• Data rows

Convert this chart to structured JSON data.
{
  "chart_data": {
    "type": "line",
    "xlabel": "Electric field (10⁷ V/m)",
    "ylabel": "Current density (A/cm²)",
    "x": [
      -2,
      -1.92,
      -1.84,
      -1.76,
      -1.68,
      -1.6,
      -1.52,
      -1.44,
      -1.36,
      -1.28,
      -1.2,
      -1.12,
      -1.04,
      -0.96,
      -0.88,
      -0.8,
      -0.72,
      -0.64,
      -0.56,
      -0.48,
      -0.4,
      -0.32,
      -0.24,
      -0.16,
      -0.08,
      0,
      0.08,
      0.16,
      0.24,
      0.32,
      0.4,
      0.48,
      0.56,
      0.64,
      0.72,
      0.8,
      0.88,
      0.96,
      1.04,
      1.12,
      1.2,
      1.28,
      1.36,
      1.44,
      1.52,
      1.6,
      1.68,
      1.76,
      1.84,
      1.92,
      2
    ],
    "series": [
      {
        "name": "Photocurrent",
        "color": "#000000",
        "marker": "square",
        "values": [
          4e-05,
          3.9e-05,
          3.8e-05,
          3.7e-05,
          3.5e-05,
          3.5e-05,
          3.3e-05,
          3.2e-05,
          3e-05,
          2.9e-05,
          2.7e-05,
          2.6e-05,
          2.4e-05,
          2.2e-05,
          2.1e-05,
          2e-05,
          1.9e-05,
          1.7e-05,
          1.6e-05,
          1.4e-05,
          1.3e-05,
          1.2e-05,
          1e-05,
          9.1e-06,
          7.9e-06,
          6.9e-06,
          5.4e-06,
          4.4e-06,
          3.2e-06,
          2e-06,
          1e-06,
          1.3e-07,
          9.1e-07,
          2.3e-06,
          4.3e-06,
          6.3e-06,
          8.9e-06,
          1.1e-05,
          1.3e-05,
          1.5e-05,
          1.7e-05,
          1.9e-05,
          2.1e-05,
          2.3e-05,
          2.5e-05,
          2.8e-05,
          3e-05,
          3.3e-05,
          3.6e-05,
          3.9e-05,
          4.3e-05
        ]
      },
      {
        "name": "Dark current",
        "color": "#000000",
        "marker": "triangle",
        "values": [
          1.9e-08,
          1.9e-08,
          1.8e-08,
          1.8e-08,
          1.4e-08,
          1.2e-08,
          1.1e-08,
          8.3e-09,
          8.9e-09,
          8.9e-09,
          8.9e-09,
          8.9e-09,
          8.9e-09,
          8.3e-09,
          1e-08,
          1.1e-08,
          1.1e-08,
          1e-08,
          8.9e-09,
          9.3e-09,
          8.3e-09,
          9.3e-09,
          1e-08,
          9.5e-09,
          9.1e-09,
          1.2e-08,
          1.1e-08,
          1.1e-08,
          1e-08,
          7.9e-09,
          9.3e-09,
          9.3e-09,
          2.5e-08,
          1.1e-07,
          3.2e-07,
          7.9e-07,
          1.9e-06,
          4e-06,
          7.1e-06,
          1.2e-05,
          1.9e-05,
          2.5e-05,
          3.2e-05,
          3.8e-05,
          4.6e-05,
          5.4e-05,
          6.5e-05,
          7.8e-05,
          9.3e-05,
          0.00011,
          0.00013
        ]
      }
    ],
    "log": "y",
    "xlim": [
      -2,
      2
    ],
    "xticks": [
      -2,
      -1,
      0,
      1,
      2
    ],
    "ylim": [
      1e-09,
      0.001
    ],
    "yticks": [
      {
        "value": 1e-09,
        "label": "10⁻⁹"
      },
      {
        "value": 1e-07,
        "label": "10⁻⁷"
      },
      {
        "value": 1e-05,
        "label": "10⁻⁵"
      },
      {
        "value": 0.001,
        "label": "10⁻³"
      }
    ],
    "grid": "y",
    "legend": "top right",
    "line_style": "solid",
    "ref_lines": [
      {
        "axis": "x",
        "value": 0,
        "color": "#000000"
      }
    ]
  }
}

• Short exercise
Give only the number of lines in the records that contain the string "name".

• Result for this exercise
2